══ Record extracts ══
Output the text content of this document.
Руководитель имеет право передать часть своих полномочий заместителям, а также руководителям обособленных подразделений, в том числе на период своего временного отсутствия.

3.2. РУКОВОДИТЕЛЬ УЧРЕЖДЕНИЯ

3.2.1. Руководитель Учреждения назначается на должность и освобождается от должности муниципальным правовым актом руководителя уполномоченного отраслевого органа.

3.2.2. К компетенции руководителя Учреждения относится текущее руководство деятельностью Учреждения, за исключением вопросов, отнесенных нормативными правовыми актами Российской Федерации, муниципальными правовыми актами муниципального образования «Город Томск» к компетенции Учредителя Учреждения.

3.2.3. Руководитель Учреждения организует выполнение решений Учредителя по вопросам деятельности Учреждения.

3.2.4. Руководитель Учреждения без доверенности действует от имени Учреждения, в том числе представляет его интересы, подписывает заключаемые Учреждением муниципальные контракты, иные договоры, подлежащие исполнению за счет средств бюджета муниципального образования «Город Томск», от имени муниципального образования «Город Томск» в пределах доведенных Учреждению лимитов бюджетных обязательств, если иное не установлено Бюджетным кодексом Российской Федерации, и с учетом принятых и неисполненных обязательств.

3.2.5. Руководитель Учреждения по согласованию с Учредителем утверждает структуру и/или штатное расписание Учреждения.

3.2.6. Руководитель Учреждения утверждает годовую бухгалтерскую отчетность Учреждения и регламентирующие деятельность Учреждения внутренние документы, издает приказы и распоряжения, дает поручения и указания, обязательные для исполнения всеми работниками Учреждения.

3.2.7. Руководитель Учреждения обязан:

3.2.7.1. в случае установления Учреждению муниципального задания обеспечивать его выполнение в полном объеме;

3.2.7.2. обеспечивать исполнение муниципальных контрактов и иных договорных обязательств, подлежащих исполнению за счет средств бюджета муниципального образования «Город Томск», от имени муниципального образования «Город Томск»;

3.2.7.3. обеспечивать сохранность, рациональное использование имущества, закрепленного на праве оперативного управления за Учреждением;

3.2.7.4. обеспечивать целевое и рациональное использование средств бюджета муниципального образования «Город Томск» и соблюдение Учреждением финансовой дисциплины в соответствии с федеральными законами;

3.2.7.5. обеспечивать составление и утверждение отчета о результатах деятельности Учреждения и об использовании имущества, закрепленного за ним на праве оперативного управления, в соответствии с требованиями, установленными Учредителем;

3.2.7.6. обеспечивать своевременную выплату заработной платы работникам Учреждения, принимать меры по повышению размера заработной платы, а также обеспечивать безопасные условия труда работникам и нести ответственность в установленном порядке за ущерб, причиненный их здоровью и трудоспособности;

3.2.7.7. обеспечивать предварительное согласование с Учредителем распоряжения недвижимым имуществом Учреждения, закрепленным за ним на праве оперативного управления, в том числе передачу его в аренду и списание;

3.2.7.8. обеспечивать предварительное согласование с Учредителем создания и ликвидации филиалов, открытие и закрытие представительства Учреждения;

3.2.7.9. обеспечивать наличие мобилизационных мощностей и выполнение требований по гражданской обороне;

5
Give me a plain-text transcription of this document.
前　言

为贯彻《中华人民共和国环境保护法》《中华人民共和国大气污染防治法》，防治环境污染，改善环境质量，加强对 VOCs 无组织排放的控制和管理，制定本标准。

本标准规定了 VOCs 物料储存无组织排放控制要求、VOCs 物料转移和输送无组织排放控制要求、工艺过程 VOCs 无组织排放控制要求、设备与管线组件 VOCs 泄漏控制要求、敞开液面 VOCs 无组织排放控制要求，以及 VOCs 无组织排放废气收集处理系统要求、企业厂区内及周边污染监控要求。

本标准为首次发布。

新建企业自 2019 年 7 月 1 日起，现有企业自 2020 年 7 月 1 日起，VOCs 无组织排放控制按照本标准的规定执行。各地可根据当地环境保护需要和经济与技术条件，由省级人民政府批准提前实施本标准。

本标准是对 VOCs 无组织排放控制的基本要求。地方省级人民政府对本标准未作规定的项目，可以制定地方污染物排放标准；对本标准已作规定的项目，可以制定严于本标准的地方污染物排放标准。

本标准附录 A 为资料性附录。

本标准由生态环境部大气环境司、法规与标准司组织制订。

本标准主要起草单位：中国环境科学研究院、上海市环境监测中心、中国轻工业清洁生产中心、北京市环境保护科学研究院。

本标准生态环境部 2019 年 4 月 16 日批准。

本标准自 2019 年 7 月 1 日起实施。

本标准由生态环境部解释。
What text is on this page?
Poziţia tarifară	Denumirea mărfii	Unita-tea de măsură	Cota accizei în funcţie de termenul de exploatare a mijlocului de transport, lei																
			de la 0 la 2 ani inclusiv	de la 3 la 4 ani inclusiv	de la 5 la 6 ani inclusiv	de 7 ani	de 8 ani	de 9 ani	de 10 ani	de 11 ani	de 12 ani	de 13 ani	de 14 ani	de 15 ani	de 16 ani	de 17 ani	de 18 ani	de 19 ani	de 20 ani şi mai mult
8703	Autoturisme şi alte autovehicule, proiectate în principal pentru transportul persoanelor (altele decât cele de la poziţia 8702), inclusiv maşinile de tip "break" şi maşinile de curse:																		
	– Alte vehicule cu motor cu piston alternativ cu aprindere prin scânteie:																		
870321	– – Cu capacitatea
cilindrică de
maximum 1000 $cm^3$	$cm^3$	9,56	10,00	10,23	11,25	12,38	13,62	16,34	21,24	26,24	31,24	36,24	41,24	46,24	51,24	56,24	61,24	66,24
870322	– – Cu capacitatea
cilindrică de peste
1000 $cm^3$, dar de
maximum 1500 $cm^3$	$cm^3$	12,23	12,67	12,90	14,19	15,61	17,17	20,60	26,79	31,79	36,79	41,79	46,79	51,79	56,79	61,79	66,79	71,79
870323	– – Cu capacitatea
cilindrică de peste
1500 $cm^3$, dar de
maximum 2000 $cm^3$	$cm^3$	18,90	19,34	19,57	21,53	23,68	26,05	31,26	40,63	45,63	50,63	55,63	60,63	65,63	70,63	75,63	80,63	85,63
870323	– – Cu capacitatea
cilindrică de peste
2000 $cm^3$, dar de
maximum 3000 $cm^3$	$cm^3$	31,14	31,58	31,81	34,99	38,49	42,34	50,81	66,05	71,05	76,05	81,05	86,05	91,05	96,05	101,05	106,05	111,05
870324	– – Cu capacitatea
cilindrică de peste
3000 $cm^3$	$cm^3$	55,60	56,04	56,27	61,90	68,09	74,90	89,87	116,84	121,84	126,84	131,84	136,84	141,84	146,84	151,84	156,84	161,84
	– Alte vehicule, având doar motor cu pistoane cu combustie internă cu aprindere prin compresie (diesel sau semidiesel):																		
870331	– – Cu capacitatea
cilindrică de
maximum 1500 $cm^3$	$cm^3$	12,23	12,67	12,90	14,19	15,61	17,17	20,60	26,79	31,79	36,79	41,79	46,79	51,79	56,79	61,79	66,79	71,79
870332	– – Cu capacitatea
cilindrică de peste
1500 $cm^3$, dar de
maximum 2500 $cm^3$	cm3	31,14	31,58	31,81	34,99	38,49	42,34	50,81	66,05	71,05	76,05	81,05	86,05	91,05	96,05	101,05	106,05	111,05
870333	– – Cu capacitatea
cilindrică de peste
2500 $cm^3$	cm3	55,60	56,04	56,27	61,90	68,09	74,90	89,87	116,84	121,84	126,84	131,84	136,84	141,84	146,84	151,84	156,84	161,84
═══
Problem to solve >> Show all lines from the records above where the word "capacitatea" occurs.

Task output >>
870321	– – Cu capacitatea
870322	– – Cu capacitatea
870323	– – Cu capacitatea
870323	– – Cu capacitatea
870324	– – Cu capacitatea
870331	– – Cu capacitatea
870332	– – Cu capacitatea
870333	– – Cu capacitatea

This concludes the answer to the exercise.